──────── Items ────────

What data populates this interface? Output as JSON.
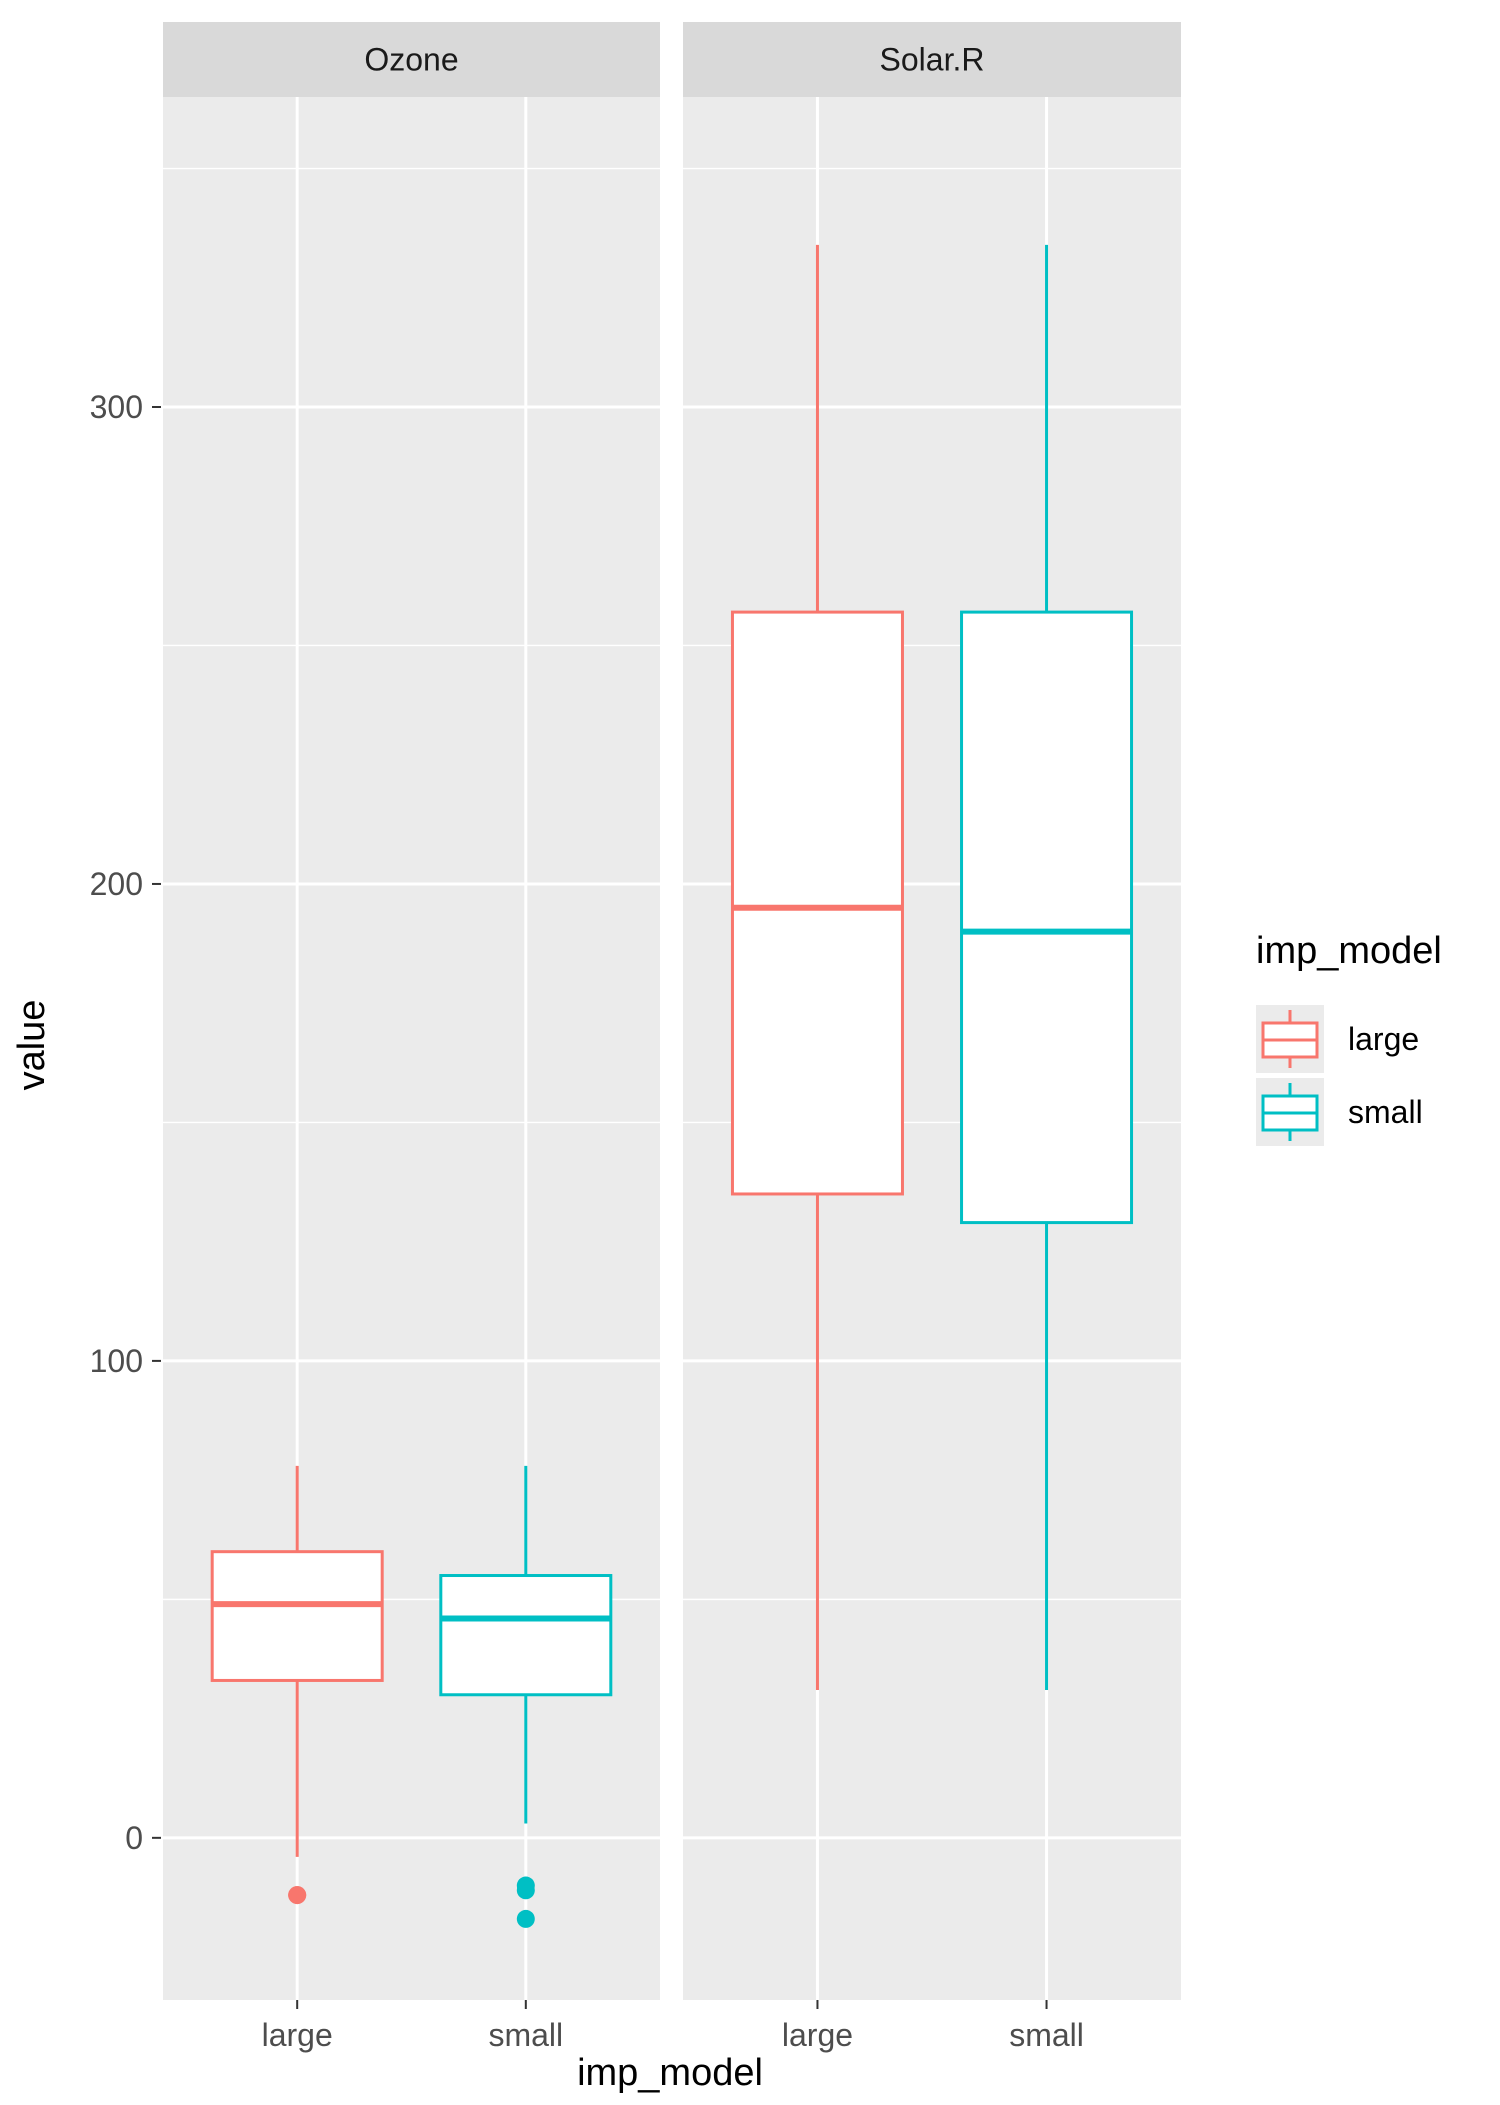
{
  "chart_data": {
    "type": "boxplot",
    "xlabel": "imp_model",
    "ylabel": "value",
    "ylim": [
      -34,
      365
    ],
    "y_ticks": [
      0,
      100,
      200,
      300
    ],
    "categories": [
      "large",
      "small"
    ],
    "legend": {
      "title": "imp_model",
      "placement": "right",
      "entries": [
        {
          "label": "large",
          "color": "#F8766D"
        },
        {
          "label": "small",
          "color": "#00BFC4"
        }
      ]
    },
    "panels": [
      {
        "title": "Ozone",
        "boxes": [
          {
            "category": "large",
            "color": "#F8766D",
            "whisker_low": -4,
            "q1": 33,
            "median": 49,
            "q3": 60,
            "whisker_high": 78,
            "outliers": [
              -12,
              -12
            ]
          },
          {
            "category": "small",
            "color": "#00BFC4",
            "whisker_low": 3,
            "q1": 30,
            "median": 46,
            "q3": 55,
            "whisker_high": 78,
            "outliers": [
              -10,
              -11,
              -17
            ]
          }
        ]
      },
      {
        "title": "Solar.R",
        "boxes": [
          {
            "category": "large",
            "color": "#F8766D",
            "whisker_low": 31,
            "q1": 135,
            "median": 195,
            "q3": 257,
            "whisker_high": 334,
            "outliers": []
          },
          {
            "category": "small",
            "color": "#00BFC4",
            "whisker_low": 31,
            "q1": 129,
            "median": 190,
            "q3": 257,
            "whisker_high": 334,
            "outliers": []
          }
        ]
      }
    ]
  }
}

────────

**The exercise**. Your reply is one number: how many lines of the records above contain the word "median".

**Response below**. 4